### Task description
Show only lines that include "What".

### Records for the task
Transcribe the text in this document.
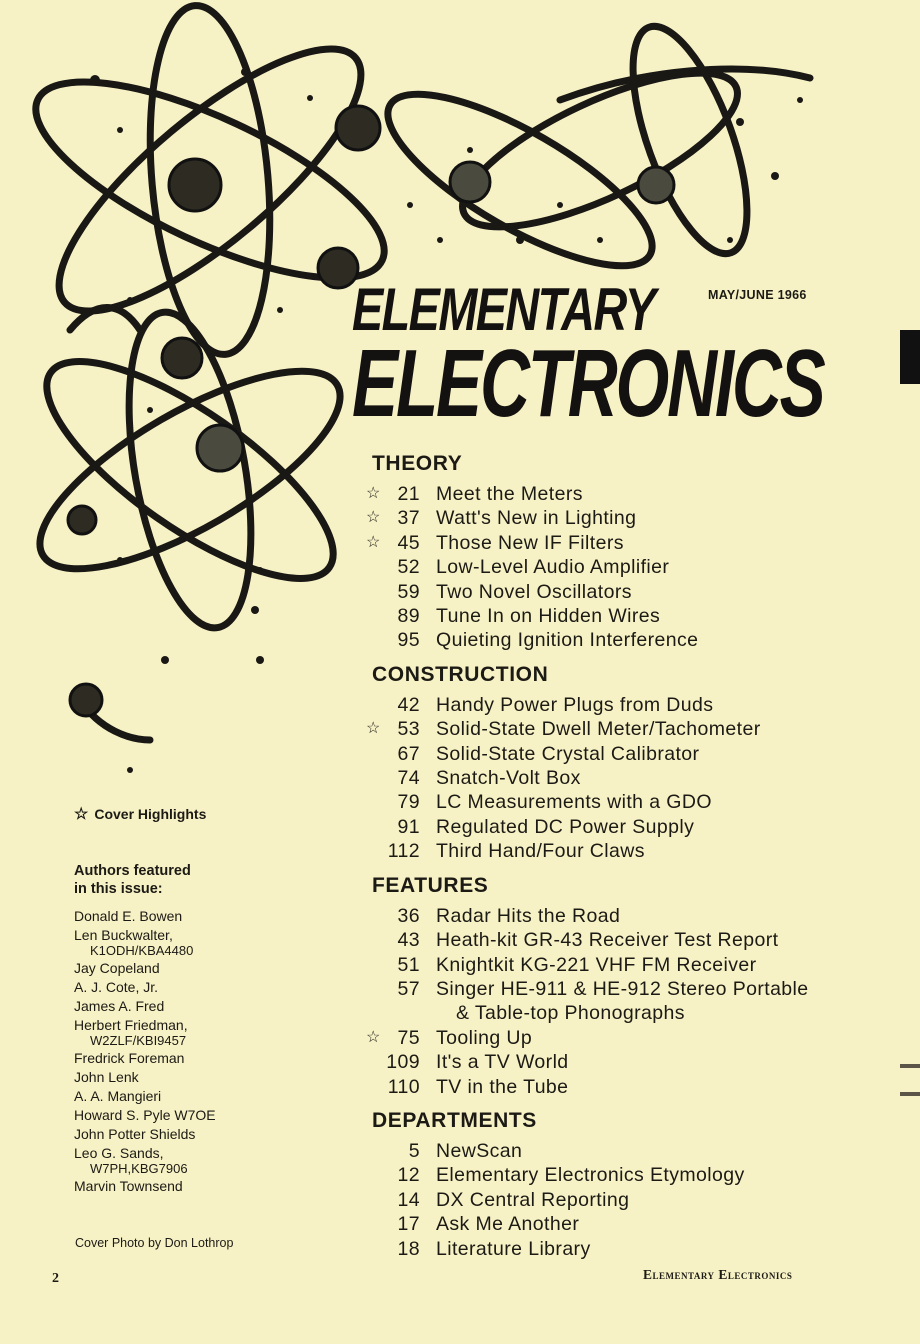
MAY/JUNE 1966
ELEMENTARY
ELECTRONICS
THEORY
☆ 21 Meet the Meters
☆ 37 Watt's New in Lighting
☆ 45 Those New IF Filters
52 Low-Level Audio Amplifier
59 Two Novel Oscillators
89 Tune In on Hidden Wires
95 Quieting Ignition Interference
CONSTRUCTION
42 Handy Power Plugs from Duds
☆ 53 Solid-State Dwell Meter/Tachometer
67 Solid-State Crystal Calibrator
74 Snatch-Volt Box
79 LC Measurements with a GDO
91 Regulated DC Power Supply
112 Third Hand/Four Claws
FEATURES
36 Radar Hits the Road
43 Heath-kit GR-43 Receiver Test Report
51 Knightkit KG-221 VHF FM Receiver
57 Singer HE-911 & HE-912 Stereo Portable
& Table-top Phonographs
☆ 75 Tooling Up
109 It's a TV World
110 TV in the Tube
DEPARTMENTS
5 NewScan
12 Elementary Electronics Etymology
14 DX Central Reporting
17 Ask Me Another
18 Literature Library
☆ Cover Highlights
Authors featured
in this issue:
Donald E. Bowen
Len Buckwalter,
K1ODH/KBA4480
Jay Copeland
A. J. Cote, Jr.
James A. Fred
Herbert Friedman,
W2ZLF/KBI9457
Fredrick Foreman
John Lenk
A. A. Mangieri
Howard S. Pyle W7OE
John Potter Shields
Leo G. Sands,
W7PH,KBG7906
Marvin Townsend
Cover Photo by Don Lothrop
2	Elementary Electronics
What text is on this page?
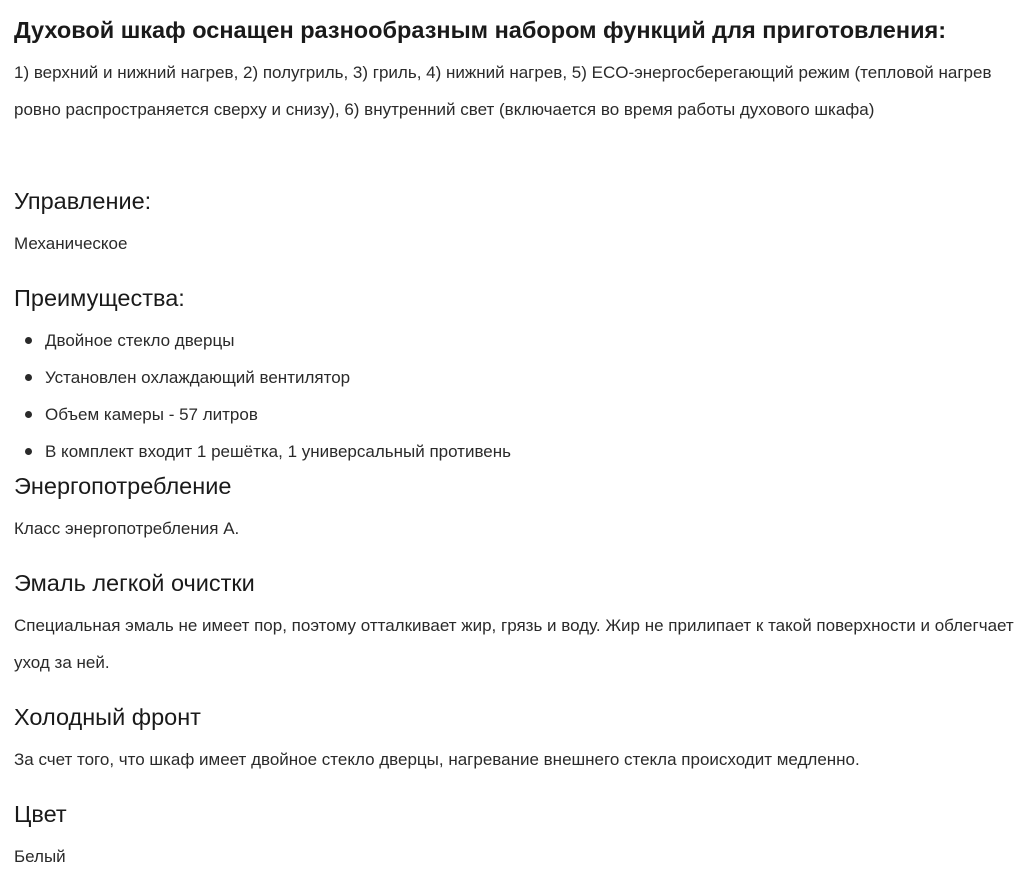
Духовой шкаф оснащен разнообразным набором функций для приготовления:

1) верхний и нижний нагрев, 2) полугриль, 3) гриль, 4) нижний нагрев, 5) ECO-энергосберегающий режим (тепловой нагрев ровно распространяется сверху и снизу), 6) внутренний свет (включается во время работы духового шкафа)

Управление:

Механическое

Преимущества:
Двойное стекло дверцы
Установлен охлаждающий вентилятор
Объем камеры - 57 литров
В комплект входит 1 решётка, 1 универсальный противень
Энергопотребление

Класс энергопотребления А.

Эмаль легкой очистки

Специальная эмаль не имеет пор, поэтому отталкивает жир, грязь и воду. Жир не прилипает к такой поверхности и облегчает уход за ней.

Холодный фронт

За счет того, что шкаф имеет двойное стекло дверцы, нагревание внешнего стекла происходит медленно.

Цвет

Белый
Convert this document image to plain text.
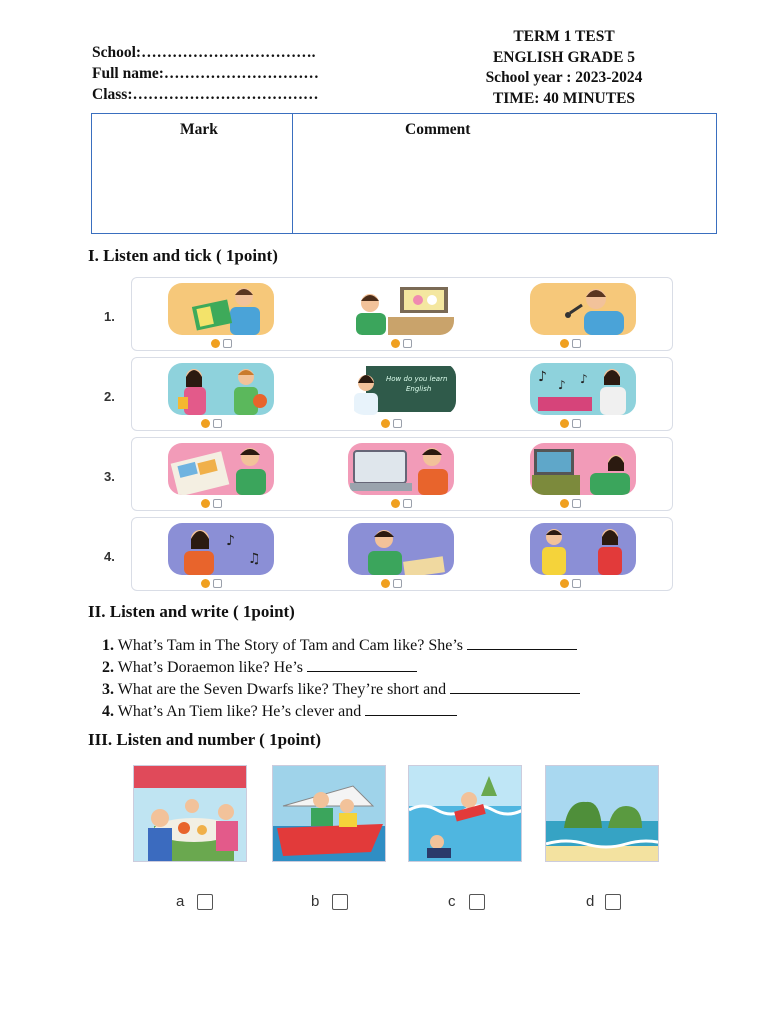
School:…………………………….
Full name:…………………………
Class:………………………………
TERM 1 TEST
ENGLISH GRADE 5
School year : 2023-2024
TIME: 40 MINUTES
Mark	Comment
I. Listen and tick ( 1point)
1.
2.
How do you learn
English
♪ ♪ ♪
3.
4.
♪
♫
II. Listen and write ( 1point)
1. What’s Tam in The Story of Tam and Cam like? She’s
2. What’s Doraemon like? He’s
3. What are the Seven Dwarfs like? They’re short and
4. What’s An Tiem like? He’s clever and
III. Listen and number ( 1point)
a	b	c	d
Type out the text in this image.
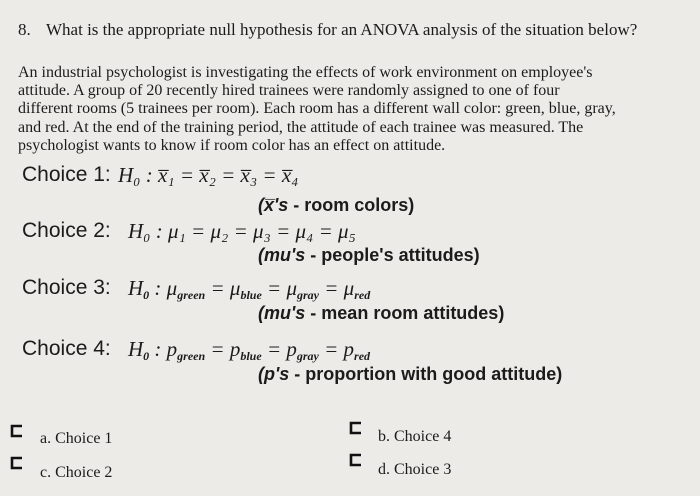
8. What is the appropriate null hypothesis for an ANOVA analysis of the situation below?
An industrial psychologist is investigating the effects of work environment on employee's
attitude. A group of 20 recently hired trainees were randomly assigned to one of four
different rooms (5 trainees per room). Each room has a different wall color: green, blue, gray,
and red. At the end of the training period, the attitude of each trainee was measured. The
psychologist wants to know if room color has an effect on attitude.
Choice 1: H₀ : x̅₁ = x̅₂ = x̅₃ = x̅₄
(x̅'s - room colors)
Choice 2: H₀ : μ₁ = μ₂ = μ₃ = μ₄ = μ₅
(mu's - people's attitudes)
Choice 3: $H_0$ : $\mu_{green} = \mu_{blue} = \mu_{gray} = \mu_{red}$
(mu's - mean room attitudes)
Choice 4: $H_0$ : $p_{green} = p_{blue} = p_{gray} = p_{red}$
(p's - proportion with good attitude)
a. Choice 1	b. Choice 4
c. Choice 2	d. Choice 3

### Written solution
What text is on this page?
1. What’s Tam in The Story of Tam and Cam like? She’s
2. What’s Doraemon like? He’s
3. What are the Seven Dwarfs like? They’re short and
4. What’s An Tiem like? He’s clever and
8. What is the appropriate null hypothesis for an ANOVA analysis of the situation below?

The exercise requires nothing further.